■ SET PROBLEM:
Wherever the word "years" shows up in a line, please copy that line.

Stored records
•••••

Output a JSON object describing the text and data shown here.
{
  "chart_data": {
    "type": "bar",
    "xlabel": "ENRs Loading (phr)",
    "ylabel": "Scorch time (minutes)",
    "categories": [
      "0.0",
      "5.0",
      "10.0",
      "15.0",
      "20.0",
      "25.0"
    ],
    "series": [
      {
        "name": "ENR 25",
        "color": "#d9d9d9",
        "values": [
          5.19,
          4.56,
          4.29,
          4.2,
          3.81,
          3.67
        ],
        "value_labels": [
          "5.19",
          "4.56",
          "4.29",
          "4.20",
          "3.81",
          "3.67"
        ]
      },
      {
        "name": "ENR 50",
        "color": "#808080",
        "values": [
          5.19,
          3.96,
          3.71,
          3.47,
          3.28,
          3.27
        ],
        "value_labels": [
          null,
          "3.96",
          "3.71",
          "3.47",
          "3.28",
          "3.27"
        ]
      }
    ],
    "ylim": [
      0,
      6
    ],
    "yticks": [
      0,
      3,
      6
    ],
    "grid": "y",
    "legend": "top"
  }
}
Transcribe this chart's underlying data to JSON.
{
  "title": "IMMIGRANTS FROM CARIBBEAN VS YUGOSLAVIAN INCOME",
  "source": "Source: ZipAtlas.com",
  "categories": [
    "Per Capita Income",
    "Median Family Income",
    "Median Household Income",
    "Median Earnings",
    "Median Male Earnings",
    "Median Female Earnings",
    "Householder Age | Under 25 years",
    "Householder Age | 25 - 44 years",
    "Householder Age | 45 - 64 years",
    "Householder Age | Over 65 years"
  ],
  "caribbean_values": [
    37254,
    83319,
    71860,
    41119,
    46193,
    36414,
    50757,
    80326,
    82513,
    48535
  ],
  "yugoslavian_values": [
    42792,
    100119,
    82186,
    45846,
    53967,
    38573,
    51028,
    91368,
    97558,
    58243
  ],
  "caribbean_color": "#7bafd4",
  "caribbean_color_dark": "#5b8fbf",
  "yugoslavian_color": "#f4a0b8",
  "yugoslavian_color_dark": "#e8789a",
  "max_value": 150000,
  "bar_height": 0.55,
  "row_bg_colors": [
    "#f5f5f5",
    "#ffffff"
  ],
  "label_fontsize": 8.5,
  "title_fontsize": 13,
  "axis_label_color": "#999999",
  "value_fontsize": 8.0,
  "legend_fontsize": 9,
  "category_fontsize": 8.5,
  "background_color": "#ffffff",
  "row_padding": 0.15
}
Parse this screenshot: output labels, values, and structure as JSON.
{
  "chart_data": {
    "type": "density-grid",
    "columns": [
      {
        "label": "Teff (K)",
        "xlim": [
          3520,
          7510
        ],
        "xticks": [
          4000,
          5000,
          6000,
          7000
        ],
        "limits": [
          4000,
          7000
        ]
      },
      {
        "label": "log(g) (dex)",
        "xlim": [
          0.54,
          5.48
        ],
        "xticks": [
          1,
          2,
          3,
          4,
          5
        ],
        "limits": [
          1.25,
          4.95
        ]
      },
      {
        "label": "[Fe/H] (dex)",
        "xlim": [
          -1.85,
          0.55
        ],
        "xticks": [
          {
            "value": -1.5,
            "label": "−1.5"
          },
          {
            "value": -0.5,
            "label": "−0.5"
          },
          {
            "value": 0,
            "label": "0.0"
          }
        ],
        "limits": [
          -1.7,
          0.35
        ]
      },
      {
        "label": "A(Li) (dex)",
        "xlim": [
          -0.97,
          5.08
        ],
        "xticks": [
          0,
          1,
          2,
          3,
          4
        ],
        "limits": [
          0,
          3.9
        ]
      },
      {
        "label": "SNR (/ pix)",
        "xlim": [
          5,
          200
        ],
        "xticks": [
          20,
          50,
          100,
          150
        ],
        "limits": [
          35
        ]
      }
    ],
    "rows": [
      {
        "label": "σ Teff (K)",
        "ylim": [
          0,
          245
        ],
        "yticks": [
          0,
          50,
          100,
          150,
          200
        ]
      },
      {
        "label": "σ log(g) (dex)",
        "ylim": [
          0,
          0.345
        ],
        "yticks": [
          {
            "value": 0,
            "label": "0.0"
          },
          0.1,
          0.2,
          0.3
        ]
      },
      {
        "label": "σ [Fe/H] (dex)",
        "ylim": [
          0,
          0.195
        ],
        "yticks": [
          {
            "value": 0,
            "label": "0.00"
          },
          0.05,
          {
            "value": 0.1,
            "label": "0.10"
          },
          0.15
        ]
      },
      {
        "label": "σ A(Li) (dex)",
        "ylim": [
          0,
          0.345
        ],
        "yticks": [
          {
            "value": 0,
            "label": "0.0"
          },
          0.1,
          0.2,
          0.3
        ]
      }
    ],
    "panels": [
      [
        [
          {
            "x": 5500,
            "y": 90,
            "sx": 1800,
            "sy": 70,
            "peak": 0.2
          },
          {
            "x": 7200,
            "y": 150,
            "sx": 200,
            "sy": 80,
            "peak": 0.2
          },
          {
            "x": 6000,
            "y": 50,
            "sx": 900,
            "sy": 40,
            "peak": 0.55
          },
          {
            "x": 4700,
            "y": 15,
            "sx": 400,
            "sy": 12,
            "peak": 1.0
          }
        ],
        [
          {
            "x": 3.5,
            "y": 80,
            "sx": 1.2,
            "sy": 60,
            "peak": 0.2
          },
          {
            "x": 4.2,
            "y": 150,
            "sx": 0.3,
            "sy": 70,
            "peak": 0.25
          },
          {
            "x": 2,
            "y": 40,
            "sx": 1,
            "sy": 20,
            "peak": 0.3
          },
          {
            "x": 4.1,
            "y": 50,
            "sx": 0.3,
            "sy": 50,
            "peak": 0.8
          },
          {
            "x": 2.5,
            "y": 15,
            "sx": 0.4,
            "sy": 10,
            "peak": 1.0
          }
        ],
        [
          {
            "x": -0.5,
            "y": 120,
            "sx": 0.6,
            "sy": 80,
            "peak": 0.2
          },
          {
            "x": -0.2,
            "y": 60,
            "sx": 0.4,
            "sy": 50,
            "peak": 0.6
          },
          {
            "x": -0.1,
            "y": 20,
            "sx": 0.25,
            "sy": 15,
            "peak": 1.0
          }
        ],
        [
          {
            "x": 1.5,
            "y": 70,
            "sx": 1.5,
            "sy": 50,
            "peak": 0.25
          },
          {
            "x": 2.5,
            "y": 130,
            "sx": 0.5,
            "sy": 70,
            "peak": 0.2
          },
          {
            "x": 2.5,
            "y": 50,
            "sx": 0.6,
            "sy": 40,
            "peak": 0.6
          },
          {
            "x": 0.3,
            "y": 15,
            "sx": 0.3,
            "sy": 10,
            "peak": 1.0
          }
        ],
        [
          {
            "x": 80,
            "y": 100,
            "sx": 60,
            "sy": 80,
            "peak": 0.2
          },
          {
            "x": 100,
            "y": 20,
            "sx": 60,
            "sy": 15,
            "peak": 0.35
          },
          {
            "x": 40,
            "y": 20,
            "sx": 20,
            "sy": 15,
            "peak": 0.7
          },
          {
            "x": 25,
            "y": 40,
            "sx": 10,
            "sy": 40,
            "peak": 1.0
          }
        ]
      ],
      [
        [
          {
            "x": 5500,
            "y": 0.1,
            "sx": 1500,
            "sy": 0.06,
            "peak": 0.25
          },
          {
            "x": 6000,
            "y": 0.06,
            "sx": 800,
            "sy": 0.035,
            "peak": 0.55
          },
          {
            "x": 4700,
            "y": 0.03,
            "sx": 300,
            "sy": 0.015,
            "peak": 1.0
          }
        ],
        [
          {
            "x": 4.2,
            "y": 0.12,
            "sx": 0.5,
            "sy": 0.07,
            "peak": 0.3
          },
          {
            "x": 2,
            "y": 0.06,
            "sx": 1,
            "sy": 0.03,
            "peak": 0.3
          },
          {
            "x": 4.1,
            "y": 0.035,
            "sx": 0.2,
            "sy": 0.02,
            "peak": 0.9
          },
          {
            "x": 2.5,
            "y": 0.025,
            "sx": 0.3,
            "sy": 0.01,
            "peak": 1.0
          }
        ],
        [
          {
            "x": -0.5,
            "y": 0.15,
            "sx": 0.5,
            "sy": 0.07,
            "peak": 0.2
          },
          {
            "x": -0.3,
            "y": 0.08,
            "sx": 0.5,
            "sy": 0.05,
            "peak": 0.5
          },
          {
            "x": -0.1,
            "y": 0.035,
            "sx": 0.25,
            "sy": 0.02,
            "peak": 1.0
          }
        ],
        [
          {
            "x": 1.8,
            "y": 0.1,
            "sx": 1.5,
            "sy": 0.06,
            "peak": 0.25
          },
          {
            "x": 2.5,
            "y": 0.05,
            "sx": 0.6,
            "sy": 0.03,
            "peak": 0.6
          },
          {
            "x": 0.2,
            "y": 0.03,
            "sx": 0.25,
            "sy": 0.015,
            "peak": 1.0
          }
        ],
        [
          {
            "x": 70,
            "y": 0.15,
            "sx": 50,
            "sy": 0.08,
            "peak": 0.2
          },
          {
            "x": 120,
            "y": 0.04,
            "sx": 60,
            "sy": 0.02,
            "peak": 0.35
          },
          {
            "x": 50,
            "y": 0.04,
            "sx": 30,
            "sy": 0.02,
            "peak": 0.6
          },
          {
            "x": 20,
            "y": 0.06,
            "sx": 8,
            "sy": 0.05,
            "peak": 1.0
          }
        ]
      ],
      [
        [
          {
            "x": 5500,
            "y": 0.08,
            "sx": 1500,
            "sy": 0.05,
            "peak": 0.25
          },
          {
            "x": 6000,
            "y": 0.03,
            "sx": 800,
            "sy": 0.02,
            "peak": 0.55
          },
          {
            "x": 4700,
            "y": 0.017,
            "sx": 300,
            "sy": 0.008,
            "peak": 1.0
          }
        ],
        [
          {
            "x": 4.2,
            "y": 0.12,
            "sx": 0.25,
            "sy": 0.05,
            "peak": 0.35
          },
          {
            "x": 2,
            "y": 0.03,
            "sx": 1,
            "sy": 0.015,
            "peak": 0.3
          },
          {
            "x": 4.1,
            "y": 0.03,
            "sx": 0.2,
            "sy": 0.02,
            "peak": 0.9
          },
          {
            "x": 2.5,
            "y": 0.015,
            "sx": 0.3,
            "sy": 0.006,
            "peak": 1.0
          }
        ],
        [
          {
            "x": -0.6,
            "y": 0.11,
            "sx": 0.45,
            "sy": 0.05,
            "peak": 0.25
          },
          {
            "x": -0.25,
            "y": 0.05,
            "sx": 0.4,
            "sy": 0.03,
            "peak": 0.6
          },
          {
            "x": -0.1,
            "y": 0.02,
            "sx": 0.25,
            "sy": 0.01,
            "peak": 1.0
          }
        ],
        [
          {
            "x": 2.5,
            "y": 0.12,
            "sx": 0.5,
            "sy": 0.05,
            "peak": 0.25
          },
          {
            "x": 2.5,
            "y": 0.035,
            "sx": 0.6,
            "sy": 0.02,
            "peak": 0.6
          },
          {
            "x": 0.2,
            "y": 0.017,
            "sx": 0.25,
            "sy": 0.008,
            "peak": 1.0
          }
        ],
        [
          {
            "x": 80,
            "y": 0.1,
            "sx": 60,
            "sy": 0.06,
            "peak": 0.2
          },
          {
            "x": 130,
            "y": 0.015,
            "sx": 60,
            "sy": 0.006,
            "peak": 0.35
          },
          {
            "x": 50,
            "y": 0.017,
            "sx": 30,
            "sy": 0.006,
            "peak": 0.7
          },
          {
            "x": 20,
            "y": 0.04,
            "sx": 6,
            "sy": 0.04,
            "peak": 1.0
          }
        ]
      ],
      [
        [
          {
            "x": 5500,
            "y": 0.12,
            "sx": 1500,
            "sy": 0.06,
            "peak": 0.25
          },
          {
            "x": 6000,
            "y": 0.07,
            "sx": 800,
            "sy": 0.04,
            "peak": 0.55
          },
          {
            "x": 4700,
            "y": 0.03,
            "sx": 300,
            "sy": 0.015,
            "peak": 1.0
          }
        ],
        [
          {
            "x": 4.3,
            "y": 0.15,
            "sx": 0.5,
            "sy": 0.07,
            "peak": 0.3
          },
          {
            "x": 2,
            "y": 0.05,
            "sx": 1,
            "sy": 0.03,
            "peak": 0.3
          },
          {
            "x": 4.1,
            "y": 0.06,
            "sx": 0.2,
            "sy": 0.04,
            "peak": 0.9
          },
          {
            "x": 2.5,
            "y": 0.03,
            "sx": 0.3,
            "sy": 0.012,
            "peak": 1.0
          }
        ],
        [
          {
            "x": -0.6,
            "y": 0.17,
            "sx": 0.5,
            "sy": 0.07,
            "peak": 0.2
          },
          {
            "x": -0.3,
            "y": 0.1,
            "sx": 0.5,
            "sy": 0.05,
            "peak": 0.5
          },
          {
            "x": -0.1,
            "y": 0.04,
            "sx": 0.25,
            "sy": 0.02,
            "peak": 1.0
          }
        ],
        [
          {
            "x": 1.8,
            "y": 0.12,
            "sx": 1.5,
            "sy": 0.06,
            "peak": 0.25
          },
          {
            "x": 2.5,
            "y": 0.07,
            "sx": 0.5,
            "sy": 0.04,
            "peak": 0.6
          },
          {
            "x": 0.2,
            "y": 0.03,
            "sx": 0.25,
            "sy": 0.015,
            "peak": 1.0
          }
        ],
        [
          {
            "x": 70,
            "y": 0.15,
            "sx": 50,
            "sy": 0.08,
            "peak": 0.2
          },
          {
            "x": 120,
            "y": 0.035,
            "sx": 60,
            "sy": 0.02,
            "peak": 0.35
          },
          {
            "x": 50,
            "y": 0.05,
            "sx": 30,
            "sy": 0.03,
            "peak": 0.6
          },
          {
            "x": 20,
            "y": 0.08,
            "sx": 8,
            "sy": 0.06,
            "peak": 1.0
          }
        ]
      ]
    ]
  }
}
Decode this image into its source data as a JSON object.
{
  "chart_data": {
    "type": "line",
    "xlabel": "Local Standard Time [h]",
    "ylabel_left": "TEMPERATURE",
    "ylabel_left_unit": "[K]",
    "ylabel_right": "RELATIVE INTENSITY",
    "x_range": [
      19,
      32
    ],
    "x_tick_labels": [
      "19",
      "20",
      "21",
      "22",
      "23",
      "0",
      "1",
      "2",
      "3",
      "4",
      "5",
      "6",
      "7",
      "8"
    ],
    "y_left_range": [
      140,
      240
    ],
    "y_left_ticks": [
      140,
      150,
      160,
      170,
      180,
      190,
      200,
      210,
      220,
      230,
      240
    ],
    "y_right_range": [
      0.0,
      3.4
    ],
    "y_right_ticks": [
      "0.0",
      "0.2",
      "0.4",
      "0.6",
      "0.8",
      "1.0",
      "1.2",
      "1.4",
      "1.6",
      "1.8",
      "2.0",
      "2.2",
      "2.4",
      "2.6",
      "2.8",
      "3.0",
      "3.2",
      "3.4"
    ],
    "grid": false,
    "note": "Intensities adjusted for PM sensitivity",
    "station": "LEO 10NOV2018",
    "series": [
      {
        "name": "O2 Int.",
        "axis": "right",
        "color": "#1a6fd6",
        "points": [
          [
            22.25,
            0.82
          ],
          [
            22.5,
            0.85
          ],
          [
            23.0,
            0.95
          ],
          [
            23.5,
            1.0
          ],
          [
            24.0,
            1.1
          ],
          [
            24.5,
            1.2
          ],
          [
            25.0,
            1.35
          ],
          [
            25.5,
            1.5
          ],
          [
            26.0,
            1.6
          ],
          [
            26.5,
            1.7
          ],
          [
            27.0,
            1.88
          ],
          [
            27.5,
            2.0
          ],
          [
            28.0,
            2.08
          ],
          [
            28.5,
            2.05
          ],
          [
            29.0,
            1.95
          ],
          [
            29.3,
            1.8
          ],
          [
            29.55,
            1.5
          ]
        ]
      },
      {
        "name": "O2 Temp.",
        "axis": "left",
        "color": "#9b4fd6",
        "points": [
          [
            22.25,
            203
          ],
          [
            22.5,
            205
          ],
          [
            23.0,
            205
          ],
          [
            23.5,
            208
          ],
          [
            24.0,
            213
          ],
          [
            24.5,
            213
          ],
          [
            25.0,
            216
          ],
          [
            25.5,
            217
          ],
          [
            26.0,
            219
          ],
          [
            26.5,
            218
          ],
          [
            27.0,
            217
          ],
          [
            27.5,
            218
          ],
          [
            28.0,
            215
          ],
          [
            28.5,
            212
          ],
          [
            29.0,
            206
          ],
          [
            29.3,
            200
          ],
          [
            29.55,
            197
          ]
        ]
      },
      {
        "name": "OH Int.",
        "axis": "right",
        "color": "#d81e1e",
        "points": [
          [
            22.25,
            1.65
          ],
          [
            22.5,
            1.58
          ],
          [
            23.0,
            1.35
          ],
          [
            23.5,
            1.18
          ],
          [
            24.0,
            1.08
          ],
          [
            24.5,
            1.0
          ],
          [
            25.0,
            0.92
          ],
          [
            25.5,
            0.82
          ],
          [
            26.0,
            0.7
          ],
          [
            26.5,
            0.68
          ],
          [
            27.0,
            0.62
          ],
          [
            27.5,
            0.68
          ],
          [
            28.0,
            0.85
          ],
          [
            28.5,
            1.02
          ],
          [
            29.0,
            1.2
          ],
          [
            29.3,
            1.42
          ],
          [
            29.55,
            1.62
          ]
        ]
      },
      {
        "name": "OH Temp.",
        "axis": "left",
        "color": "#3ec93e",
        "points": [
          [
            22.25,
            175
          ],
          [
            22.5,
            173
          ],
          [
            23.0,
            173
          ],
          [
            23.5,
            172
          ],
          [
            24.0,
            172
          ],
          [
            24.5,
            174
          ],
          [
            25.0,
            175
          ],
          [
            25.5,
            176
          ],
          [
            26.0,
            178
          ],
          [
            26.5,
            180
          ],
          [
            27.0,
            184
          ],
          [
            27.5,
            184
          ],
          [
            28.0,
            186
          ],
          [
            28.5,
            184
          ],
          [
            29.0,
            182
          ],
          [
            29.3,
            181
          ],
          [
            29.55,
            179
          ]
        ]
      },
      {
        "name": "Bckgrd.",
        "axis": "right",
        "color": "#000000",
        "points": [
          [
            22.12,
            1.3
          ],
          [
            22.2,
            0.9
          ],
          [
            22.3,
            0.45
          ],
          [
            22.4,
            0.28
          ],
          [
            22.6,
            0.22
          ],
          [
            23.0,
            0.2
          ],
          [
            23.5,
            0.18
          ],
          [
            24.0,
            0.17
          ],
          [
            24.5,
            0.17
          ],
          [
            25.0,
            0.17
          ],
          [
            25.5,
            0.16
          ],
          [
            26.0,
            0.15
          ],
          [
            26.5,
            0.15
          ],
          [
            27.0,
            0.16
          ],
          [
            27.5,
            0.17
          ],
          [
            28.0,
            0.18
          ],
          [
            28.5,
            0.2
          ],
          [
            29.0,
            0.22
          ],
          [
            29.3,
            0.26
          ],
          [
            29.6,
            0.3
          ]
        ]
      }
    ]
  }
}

•••••

■ FULL OUTPUT:
    "Householder Age | Under 25 years",
    "Householder Age | 25 - 44 years",
    "Householder Age | 45 - 64 years",
    "Householder Age | Over 65 years"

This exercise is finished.